#### [KUTIPAN TEKS]
= = = = = = =

Selasa, 19 November 2013
TNI DAN PERDAMAIAN DI ACEH; CATATAN 880 HARI PRA DAN PASCA-MOU HELSINKI
Penulis: Laksda TNI Soleman B. Ponto, ST, MH
Editor: Salim Shahab & Eben Ezer Siadari
Penerbit: Rayyana Komunikasindo, Jakarta, 2013, xxvii + 704 halaman
Aceh memang wilayah yang fenomenal. Ketika konflik berlangsung hampir 30 tahun, Aceh ibarat air mata kesedihan dan kesengsaraan. Namun, begitu perdamaian terwujud, yang ditandai MoU Helsinki di Finlandia, 15 Agustus 2005, Aceh menjadi mata air harapan dan perdamaian bagi wilayah lain yang sedang berkonflik, baik di dalam maupun di luar negeri.
Perdamaian Aceh pun menjadi mata air kajian. Sejak tahun 2006 sampai 2013, tercapat ada sejumlah buku dan puluhan tulisan yang mengupas tentang proses perdamaian di Aceh. Dari sejumlah publikasi, penerbit mengklaim, ini adalah buku yang pertama kali mengupas peran penting Tentara Nasional Indonesia (TNI) dalam perdamaian Aceh dan ditulis seorang prajurit TNI yang selama 880 hari terlibat langsung.
Memang tidak mudah melihat posisi TNI dalam mengubah paradigma dari petempur menjadi pendamai. Hal ini diakui Bambang Darmono, yang menjadi Panglima Komando Operasi Pemulihan (Pangkoops) saat menumpas gerilyawan, lalu menjadi tim perunding kelompok militer, dan selanjutnya menjadi ketua perwakilan Republik Indonesia untuk AMM (Aceh Monitoring Mission).
Bambang, dalam endorsement-nya mengatakan, "Bagi TNI, bukan hal yang gampang, baik dari sisi ideologis, teknis, maupun emosional untuk bernegosiasi dengan pemberontak yang ingin memisahkan diri dari Negara Kesatuan Republik Indonesia (NKRI). Namun, sebagai keputusan politik negara, maka TNI harus berkomitmen untuk menjalankannya, dengan segala potensi yang dimilikinya, mulai dari persiapan/pra-MoU Helsinki hingga implementasi."
Soleman B. Ponto, penulis buku ini, terlibat dalam tiga tahap proses perdamaian Aceh. Pertama, sejak putaran keempat (dari enam putaran) perundingan di Helsinki hingga ditandatanganinya MoU Helsinki pada 15 Agustus 2005. Kedua, sejak implementasi MoU hingga 15 Desember 2006. Yakni, saat berakhirnya masa tugas AMM, sebuah lembaga yang dibentuk dengan anggota dari Uni Eropa dan ASEAN untuk kepentingan implementasi MoU Helsinki. Ketiga, saat pasca-AMM hingga ia ditarik kembali ke institusi awal, Badan Intelijen Strategis (Bais) TNI. Ia juga menjadi the last warrior di antara tim TNI yang bertugas pada periode itu.

= = = = = = =

#### [DATA TERSIMPAN]

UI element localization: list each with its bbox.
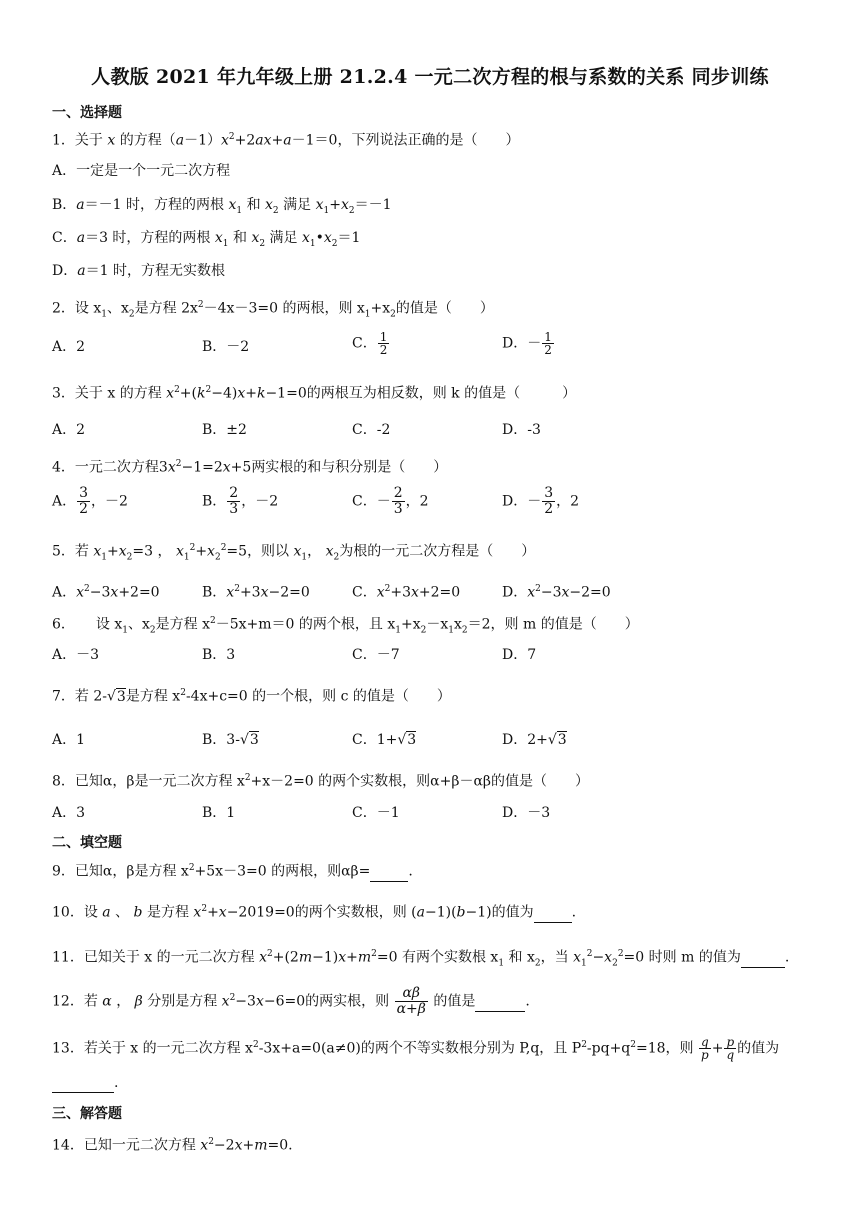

= = = = = = =

#### [TUJUAN]
Cetak tanpa perubahan bagian ulasan buku tentang TNI dan perdamaian Aceh yang dimulai dari "Perdamaian Aceh pun" dan berlanjut hingga "hari terlibat langsung.".

#### [PEMBAHASAN JAWABAN]
Perdamaian Aceh pun menjadi mata air kajian. Sejak tahun 2006 sampai 2013, tercapat ada sejumlah buku dan puluhan tulisan yang mengupas tentang proses perdamaian di Aceh. Dari sejumlah publikasi, penerbit mengklaim, ini adalah buku yang pertama kali mengupas peran penting Tentara Nasional Indonesia (TNI) dalam perdamaian Aceh dan ditulis seorang prajurit TNI yang selama 880 hari terlibat langsung.